>> begin Text block
# This is crazy wierd.



## cagey (Nov 5, 2014)

I do not know what I think or should say about this.

http://www.news.com.au/world/man-ea...iscovery-channel/story-fndir2ev-1227113899029


----------



## Prof_Moreliarty (Nov 5, 2014)

I can't think either or find words just.......


----------



## Native_EWD (Nov 5, 2014)

Camera? Is that the word? haha Hes reaction will be, it was very tight, dark and wet. Such a vital and important experiment!


----------



## Prof_Moreliarty (Nov 5, 2014)

Maybe he just wants to prove a snake can eat a human?...


----------



## Beans (Nov 6, 2014)

The poor snake though.


----------



## princessparrot (Nov 6, 2014)

What is he planning to do once he's inside?


----------



## Dr-Zoidberg (Nov 6, 2014)

Prof_Moreliarty said:


> Maybe he just wants to prove a snake can eat a human?...



It's already known big snakes can swallow humans, there are a few cases of African rock pythons swallowing children. There are also cases involving reticulated pythons swallowing men, women and children.


----------



## arevenant (Nov 6, 2014)

hopefully the snake decides to constrict him enough to fail the suit.


----------



## Dr-Zoidberg (Nov 6, 2014)

I wonder what end he plans to come out.


----------



## Brownbird (Nov 7, 2014)

This cannot possibly be legit.....even if there was a snake big enough to swallow an adult, whatever protective suit he has on would be too bulky.
I assume the snake would die if it did indeed swallow smething that big and undigestable?


----------



## Prof_Moreliarty (Nov 7, 2014)

Found this comment from PETA posted 6 hrs ago.

The statement continued: "Whatever the filmmaker has planned, the snake will likely pay the ultimate price, as animals usually do when they're used for entertainment. PETA has reached out to the Discovery Channel and asked them to pull the show, whether it is a hoax or not."

So not sure if hoax or not... I'll go with hoax/ build interest in new Show


----------



## princessparrot (Dec 3, 2014)

https://au.news.yahoo.com/thewest/a/25666404/eaten-alive-anaconda-man-explains-stunt/


----------
>> end Text block
Things to do:
**1)** Answer the following from the forum thread:
(a) Which two kinds of python does Dr-Zoidberg name in cases of swallowing people?
(b) What did PETA ask the Discovery Channel to do?
(c) Why does Brownbird think the protective suit would be a problem?
**2)** State whether each statement agrees with the forum thread, and support each answer with a quotation:
(a) Brownbird considers the stunt genuine.
(b) The PETA comment that Prof_Moreliarty found had been posted 6 hours earlier.
(c) Dr-Zoidberg says it is not yet known whether big snakes can swallow humans.
**3)** Reproduce the passage of the forum thread starting at "It's already known" and ending at "fail the suit.".
>> begin Given information
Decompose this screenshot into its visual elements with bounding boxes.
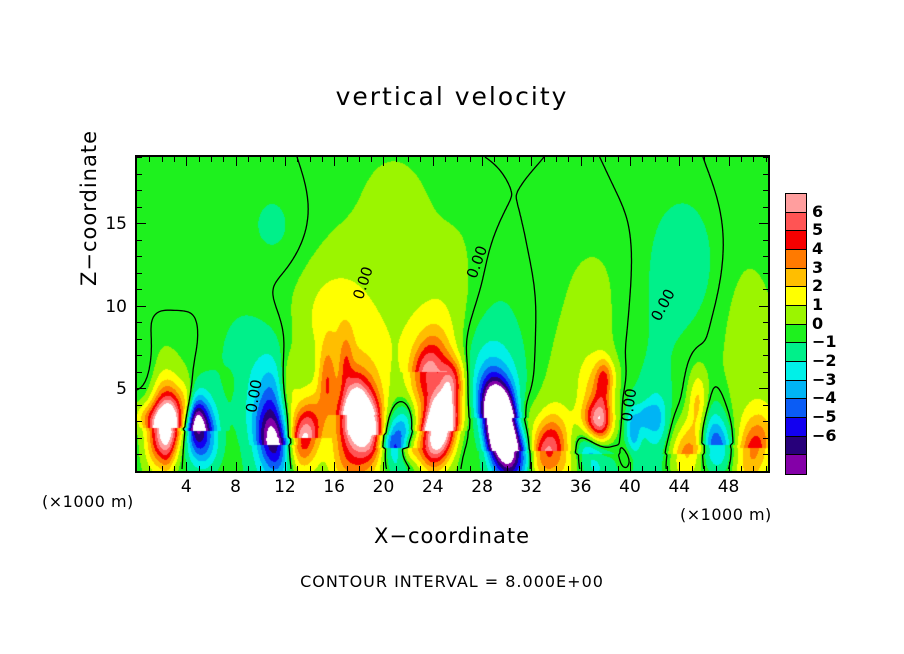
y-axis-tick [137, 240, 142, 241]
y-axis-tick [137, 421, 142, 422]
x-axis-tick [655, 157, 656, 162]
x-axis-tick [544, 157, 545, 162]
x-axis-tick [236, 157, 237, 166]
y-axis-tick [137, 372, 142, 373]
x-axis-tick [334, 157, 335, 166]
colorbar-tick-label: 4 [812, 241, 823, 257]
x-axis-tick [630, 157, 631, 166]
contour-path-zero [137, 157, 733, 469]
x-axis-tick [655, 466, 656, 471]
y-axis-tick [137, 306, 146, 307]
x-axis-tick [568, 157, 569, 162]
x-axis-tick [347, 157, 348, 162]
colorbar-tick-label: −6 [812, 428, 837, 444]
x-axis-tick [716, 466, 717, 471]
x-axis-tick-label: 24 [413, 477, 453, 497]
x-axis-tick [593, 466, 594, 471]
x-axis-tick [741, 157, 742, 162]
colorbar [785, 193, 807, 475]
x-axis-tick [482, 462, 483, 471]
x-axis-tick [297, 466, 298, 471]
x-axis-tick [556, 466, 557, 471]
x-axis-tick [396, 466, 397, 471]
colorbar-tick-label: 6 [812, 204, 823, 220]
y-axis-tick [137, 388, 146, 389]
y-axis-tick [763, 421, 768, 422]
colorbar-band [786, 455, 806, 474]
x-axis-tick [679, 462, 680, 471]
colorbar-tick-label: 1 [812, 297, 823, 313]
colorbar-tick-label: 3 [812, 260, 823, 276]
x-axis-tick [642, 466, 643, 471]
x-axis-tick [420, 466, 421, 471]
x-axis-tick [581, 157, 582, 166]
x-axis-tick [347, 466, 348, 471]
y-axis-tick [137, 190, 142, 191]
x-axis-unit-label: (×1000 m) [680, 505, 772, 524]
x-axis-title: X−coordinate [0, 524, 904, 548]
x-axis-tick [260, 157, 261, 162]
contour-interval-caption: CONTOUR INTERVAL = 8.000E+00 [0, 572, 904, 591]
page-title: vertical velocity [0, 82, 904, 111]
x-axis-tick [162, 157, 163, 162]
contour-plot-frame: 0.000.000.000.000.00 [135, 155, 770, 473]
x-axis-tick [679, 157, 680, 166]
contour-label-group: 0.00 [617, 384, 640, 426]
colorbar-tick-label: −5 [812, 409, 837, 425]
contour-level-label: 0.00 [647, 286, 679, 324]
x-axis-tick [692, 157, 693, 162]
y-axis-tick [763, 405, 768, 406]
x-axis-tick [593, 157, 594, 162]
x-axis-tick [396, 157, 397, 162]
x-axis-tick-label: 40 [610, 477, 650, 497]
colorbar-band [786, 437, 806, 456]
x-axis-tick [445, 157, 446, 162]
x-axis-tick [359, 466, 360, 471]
>> end Given information
Answers:
**1)**
(a) African rock pythons and reticulated pythons.
(b) To pull the show, whether it is a hoax or not.
(c) Brownbird says the suit would be too bulky, even if there were a snake big enough to swallow an adult.

**2)**
(a) No: "This cannot possibly be legit"
(b) Yes: "Found this comment from PETA posted 6 hrs ago."
(c) No: "It's already known big snakes can swallow humans"

**3)**
It's already known big snakes can swallow humans, there are a few cases of African rock pythons swallowing children. There are also cases involving reticulated pythons swallowing men, women and children.


----------



## arevenant (Nov 6, 2014)

hopefully the snake decides to constrict him enough to fail the suit.